Exercise objective
Reproduce the data that follows in its entirety, character for character.

Material for this exercise
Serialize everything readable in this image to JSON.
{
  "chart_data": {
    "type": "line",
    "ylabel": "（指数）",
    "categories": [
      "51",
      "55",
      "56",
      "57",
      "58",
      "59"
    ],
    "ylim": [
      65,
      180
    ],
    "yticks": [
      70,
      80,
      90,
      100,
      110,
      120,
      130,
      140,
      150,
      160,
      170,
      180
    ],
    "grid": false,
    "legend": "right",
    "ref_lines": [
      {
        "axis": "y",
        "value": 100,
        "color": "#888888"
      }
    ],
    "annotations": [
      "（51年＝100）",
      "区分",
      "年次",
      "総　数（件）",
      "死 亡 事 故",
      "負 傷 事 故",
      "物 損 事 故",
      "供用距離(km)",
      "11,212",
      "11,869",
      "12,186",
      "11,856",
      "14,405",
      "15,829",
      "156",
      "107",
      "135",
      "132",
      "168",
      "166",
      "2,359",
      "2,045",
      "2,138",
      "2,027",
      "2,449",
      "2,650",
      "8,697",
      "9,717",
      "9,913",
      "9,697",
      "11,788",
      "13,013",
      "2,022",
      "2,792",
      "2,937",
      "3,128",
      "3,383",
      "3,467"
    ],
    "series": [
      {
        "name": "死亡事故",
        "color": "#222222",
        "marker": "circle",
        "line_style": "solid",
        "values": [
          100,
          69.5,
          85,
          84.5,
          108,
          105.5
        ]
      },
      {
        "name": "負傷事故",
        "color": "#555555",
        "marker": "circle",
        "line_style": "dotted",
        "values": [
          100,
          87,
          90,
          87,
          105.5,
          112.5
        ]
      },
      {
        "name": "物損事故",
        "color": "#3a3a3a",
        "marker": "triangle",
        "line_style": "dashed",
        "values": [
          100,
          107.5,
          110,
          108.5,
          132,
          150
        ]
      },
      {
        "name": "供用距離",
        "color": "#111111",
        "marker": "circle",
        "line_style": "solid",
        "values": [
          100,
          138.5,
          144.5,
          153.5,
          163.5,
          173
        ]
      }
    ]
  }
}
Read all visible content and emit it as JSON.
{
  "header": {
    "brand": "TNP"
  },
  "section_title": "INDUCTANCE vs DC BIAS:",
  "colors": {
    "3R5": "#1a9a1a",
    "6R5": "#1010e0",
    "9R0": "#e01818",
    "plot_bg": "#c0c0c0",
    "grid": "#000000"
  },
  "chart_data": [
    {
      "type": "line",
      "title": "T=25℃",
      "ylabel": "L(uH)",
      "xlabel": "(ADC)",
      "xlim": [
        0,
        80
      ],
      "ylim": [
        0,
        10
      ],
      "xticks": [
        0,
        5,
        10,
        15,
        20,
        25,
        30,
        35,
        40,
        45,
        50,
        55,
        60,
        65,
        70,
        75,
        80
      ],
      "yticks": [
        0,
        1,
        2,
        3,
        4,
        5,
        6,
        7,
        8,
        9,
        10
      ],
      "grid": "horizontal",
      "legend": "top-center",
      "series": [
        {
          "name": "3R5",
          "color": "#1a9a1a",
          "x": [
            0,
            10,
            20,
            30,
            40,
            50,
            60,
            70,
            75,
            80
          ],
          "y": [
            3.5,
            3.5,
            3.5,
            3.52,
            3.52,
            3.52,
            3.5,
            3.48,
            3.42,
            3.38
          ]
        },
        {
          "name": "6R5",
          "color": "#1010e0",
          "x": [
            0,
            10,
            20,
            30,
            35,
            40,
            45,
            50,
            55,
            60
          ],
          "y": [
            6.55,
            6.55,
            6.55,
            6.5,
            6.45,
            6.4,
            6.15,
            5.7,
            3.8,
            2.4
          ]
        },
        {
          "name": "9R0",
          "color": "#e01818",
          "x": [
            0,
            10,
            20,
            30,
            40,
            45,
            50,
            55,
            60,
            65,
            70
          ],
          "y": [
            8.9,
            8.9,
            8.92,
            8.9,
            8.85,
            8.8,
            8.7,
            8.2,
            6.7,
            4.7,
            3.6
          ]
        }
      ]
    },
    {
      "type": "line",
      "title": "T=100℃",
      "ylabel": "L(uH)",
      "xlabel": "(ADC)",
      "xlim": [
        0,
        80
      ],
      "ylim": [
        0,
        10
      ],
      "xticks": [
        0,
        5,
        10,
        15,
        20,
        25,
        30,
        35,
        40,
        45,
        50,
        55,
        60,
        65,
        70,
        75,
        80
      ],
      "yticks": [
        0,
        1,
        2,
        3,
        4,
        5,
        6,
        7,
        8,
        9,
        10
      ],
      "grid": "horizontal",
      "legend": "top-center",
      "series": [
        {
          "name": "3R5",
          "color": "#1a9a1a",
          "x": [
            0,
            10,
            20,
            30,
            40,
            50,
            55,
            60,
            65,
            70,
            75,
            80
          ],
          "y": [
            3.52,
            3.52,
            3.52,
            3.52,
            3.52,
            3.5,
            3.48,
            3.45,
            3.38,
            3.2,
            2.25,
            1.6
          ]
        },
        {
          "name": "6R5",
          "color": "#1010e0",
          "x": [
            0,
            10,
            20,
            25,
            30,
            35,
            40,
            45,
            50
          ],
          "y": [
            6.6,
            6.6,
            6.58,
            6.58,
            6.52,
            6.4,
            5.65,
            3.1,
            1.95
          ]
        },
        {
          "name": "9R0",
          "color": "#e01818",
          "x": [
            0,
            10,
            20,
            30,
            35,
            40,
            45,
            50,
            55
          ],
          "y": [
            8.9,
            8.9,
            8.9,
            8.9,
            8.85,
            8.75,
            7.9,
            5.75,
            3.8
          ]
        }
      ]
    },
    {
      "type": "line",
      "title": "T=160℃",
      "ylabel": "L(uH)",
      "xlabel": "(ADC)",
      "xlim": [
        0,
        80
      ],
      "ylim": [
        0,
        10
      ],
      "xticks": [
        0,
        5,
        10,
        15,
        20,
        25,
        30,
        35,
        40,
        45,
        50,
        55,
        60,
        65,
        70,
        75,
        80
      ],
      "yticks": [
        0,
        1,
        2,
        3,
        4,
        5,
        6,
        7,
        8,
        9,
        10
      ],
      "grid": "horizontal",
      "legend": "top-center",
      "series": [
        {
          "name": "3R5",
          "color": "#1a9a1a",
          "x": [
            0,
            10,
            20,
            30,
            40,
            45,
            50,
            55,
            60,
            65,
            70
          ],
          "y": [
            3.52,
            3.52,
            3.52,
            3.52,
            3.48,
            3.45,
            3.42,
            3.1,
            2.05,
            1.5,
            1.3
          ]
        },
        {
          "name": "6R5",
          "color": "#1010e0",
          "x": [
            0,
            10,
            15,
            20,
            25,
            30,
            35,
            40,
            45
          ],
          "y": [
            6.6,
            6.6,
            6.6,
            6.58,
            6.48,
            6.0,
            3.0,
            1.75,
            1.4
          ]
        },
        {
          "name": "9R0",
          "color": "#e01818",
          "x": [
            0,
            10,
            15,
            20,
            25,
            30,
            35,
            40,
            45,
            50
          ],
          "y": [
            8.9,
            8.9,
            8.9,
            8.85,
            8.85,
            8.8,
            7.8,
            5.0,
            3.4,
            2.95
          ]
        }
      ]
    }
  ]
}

Task answer
Serialize everything readable in this image to JSON.
{
  "chart_data": {
    "type": "line",
    "ylabel": "（指数）",
    "categories": [
      "51",
      "55",
      "56",
      "57",
      "58",
      "59"
    ],
    "ylim": [
      65,
      180
    ],
    "yticks": [
      70,
      80,
      90,
      100,
      110,
      120,
      130,
      140,
      150,
      160,
      170,
      180
    ],
    "grid": false,
    "legend": "right",
    "ref_lines": [
      {
        "axis": "y",
        "value": 100,
        "color": "#888888"
      }
    ],
    "annotations": [
      "（51年＝100）",
      "区分",
      "年次",
      "総　数（件）",
      "死 亡 事 故",
      "負 傷 事 故",
      "物 損 事 故",
      "供用距離(km)",
      "11,212",
      "11,869",
      "12,186",
      "11,856",
      "14,405",
      "15,829",
      "156",
      "107",
      "135",
      "132",
      "168",
      "166",
      "2,359",
      "2,045",
      "2,138",
      "2,027",
      "2,449",
      "2,650",
      "8,697",
      "9,717",
      "9,913",
      "9,697",
      "11,788",
      "13,013",
      "2,022",
      "2,792",
      "2,937",
      "3,128",
      "3,383",
      "3,467"
    ],
    "series": [
      {
        "name": "死亡事故",
        "color": "#222222",
        "marker": "circle",
        "line_style": "solid",
        "values": [
          100,
          69.5,
          85,
          84.5,
          108,
          105.5
        ]
      },
      {
        "name": "負傷事故",
        "color": "#555555",
        "marker": "circle",
        "line_style": "dotted",
        "values": [
          100,
          87,
          90,
          87,
          105.5,
          112.5
        ]
      },
      {
        "name": "物損事故",
        "color": "#3a3a3a",
        "marker": "triangle",
        "line_style": "dashed",
        "values": [
          100,
          107.5,
          110,
          108.5,
          132,
          150
        ]
      },
      {
        "name": "供用距離",
        "color": "#111111",
        "marker": "circle",
        "line_style": "solid",
        "values": [
          100,
          138.5,
          144.5,
          153.5,
          163.5,
          173
        ]
      }
    ]
  }
}
Read all visible content and emit it as JSON.
{
  "header": {
    "brand": "TNP"
  },
  "section_title": "INDUCTANCE vs DC BIAS:",
  "colors": {
    "3R5": "#1a9a1a",
    "6R5": "#1010e0",
    "9R0": "#e01818",
    "plot_bg": "#c0c0c0",
    "grid": "#000000"
  },
  "chart_data": [
    {
      "type": "line",
      "title": "T=25℃",
      "ylabel": "L(uH)",
      "xlabel": "(ADC)",
      "xlim": [
        0,
        80
      ],
      "ylim": [
        0,
        10
      ],
      "xticks": [
        0,
        5,
        10,
        15,
        20,
        25,
        30,
        35,
        40,
        45,
        50,
        55,
        60,
        65,
        70,
        75,
        80
      ],
      "yticks": [
        0,
        1,
        2,
        3,
        4,
        5,
        6,
        7,
        8,
        9,
        10
      ],
      "grid": "horizontal",
      "legend": "top-center",
      "series": [
        {
          "name": "3R5",
          "color": "#1a9a1a",
          "x": [
            0,
            10,
            20,
            30,
            40,
            50,
            60,
            70,
            75,
            80
          ],
          "y": [
            3.5,
            3.5,
            3.5,
            3.52,
            3.52,
            3.52,
            3.5,
            3.48,
            3.42,
            3.38
          ]
        },
        {
          "name": "6R5",
          "color": "#1010e0",
          "x": [
            0,
            10,
            20,
            30,
            35,
            40,
            45,
            50,
            55,
            60
          ],
          "y": [
            6.55,
            6.55,
            6.55,
            6.5,
            6.45,
            6.4,
            6.15,
            5.7,
            3.8,
            2.4
          ]
        },
        {
          "name": "9R0",
          "color": "#e01818",
          "x": [
            0,
            10,
            20,
            30,
            40,
            45,
            50,
            55,
            60,
            65,
            70
          ],
          "y": [
            8.9,
            8.9,
            8.92,
            8.9,
            8.85,
            8.8,
            8.7,
            8.2,
            6.7,
            4.7,
            3.6
          ]
        }
      ]
    },
    {
      "type": "line",
      "title": "T=100℃",
      "ylabel": "L(uH)",
      "xlabel": "(ADC)",
      "xlim": [
        0,
        80
      ],
      "ylim": [
        0,
        10
      ],
      "xticks": [
        0,
        5,
        10,
        15,
        20,
        25,
        30,
        35,
        40,
        45,
        50,
        55,
        60,
        65,
        70,
        75,
        80
      ],
      "yticks": [
        0,
        1,
        2,
        3,
        4,
        5,
        6,
        7,
        8,
        9,
        10
      ],
      "grid": "horizontal",
      "legend": "top-center",
      "series": [
        {
          "name": "3R5",
          "color": "#1a9a1a",
          "x": [
            0,
            10,
            20,
            30,
            40,
            50,
            55,
            60,
            65,
            70,
            75,
            80
          ],
          "y": [
            3.52,
            3.52,
            3.52,
            3.52,
            3.52,
            3.5,
            3.48,
            3.45,
            3.38,
            3.2,
            2.25,
            1.6
          ]
        },
        {
          "name": "6R5",
          "color": "#1010e0",
          "x": [
            0,
            10,
            20,
            25,
            30,
            35,
            40,
            45,
            50
          ],
          "y": [
            6.6,
            6.6,
            6.58,
            6.58,
            6.52,
            6.4,
            5.65,
            3.1,
            1.95
          ]
        },
        {
          "name": "9R0",
          "color": "#e01818",
          "x": [
            0,
            10,
            20,
            30,
            35,
            40,
            45,
            50,
            55
          ],
          "y": [
            8.9,
            8.9,
            8.9,
            8.9,
            8.85,
            8.75,
            7.9,
            5.75,
            3.8
          ]
        }
      ]
    },
    {
      "type": "line",
      "title": "T=160℃",
      "ylabel": "L(uH)",
      "xlabel": "(ADC)",
      "xlim": [
        0,
        80
      ],
      "ylim": [
        0,
        10
      ],
      "xticks": [
        0,
        5,
        10,
        15,
        20,
        25,
        30,
        35,
        40,
        45,
        50,
        55,
        60,
        65,
        70,
        75,
        80
      ],
      "yticks": [
        0,
        1,
        2,
        3,
        4,
        5,
        6,
        7,
        8,
        9,
        10
      ],
      "grid": "horizontal",
      "legend": "top-center",
      "series": [
        {
          "name": "3R5",
          "color": "#1a9a1a",
          "x": [
            0,
            10,
            20,
            30,
            40,
            45,
            50,
            55,
            60,
            65,
            70
          ],
          "y": [
            3.52,
            3.52,
            3.52,
            3.52,
            3.48,
            3.45,
            3.42,
            3.1,
            2.05,
            1.5,
            1.3
          ]
        },
        {
          "name": "6R5",
          "color": "#1010e0",
          "x": [
            0,
            10,
            15,
            20,
            25,
            30,
            35,
            40,
            45
          ],
          "y": [
            6.6,
            6.6,
            6.6,
            6.58,
            6.48,
            6.0,
            3.0,
            1.75,
            1.4
          ]
        },
        {
          "name": "9R0",
          "color": "#e01818",
          "x": [
            0,
            10,
            15,
            20,
            25,
            30,
            35,
            40,
            45,
            50
          ],
          "y": [
            8.9,
            8.9,
            8.9,
            8.85,
            8.85,
            8.8,
            7.8,
            5.0,
            3.4,
            2.95
          ]
        }
      ]
    }
  ]
}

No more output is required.